• REQUIRED TASK: Within the records below, find each line that holds the string "icon", then copy it.

• INPUT DATA:
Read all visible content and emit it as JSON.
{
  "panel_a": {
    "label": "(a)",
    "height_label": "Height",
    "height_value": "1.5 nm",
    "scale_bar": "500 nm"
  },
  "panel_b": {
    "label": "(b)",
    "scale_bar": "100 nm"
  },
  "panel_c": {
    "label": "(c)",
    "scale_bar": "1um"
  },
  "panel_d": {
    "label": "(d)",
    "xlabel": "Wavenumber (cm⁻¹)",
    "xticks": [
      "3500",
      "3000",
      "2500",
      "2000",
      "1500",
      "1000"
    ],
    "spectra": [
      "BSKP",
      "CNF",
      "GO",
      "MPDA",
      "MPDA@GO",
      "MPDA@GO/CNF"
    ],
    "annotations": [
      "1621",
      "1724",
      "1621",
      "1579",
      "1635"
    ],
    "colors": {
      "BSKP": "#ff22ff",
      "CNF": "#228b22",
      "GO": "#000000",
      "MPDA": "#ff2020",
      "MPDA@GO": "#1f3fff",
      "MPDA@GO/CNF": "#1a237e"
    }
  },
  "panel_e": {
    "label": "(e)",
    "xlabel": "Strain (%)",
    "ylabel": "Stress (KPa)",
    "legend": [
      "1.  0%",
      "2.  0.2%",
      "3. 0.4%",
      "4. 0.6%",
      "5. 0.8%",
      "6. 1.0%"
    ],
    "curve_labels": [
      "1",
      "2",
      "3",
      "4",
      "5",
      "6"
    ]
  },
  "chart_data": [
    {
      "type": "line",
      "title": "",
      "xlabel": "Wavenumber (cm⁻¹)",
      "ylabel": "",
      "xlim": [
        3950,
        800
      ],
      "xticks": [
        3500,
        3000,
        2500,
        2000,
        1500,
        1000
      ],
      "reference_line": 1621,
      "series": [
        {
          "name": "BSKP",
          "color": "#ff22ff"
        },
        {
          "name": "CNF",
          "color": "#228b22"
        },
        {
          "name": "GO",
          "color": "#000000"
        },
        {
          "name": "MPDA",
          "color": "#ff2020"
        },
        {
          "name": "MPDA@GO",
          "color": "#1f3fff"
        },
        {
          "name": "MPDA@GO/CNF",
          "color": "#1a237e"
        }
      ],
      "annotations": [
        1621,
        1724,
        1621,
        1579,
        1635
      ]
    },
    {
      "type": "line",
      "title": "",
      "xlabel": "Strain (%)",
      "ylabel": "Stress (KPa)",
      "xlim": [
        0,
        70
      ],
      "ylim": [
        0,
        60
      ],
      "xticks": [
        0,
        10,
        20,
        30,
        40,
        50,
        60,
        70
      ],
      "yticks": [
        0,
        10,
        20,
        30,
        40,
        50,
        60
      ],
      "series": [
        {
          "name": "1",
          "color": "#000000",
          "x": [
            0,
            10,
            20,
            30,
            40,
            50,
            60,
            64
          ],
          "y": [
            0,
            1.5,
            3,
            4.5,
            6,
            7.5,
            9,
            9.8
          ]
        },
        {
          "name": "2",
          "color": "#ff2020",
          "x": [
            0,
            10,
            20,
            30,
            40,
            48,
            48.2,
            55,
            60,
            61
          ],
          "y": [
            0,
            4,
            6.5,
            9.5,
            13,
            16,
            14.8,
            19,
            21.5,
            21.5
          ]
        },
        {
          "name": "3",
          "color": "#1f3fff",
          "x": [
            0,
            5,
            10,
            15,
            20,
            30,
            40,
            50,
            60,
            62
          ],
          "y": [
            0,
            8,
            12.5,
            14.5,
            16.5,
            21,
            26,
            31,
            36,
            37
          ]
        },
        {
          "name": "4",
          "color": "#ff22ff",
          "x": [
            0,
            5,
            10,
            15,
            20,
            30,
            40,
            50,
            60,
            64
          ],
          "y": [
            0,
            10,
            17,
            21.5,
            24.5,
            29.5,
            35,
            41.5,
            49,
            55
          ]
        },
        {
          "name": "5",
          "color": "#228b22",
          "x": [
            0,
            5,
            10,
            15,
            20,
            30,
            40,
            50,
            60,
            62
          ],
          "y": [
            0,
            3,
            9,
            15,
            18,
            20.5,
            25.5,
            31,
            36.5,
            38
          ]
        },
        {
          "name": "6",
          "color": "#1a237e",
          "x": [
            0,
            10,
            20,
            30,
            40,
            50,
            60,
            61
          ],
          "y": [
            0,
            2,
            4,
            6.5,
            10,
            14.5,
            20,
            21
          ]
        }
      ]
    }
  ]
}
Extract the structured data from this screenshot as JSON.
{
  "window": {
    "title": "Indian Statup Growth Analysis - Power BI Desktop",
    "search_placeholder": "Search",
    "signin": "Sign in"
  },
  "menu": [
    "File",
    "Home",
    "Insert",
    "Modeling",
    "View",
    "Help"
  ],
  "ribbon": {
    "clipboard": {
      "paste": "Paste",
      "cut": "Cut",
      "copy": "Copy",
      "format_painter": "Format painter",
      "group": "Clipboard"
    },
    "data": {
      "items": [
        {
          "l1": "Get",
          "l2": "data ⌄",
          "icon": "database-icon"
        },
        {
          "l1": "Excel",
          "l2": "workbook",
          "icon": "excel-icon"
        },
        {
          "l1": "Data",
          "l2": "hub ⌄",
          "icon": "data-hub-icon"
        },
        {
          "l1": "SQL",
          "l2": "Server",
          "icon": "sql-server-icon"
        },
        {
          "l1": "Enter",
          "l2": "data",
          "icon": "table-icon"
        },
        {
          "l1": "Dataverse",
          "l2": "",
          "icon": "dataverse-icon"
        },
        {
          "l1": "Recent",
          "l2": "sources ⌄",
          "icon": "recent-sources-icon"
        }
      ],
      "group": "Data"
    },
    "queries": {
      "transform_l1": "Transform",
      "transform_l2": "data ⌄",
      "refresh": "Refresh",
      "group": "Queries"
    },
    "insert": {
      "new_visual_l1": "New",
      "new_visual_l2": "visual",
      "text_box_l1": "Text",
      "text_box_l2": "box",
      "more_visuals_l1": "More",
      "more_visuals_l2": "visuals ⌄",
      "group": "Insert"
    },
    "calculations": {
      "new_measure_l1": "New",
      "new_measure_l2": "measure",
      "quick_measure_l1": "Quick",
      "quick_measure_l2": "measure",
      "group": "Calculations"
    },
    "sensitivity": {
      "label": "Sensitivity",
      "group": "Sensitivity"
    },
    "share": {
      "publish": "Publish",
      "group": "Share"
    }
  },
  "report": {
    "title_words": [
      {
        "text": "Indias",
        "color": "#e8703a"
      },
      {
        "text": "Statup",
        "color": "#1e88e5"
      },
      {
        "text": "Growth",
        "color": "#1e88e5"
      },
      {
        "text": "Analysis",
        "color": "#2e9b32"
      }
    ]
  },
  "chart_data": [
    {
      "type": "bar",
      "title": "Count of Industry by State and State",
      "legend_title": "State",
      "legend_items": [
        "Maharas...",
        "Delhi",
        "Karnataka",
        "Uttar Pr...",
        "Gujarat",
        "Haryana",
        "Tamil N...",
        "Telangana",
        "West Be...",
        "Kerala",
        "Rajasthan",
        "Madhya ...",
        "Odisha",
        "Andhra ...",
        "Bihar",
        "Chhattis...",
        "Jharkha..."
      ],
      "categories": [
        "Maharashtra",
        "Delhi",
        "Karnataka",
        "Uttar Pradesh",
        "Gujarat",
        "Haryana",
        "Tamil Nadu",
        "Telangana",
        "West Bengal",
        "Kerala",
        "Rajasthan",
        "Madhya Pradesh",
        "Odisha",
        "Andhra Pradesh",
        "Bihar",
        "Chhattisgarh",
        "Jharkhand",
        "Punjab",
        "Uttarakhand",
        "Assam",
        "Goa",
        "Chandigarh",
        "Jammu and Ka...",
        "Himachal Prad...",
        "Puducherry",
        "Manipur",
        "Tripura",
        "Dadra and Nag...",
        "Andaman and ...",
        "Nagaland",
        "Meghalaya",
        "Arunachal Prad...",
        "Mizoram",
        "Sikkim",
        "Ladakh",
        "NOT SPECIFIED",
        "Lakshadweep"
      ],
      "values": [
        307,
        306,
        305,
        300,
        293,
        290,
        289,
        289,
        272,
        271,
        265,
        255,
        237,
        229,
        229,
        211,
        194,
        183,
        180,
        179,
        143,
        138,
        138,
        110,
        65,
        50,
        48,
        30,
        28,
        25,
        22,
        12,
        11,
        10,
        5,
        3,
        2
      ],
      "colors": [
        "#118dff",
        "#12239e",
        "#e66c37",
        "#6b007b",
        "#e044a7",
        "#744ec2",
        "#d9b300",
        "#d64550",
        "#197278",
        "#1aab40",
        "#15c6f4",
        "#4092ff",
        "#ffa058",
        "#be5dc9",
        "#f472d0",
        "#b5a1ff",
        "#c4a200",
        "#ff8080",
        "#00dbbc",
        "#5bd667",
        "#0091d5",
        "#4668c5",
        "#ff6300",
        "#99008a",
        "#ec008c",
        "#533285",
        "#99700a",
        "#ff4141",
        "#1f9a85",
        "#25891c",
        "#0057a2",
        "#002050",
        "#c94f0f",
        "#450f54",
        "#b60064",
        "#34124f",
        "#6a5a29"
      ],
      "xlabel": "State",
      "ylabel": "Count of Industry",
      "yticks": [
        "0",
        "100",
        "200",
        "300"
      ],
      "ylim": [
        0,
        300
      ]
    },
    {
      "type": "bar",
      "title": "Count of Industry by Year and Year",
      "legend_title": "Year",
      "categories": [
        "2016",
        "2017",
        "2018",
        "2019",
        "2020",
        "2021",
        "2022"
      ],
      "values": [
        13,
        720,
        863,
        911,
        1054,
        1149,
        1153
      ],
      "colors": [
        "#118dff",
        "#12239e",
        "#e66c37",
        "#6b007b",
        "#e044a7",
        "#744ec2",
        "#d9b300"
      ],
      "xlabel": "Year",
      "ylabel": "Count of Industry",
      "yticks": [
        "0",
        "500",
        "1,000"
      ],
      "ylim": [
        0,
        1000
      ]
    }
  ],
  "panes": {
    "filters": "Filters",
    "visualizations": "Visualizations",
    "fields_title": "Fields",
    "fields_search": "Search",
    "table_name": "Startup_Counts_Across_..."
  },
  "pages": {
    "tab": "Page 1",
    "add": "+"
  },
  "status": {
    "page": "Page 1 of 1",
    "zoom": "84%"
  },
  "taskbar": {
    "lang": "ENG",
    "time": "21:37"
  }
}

• ANSWER FOR THIS EXERCISE:
          "icon": "database-icon"
          "icon": "excel-icon"
          "icon": "data-hub-icon"
          "icon": "sql-server-icon"
          "icon": "table-icon"
          "icon": "dataverse-icon"
          "icon": "recent-sources-icon"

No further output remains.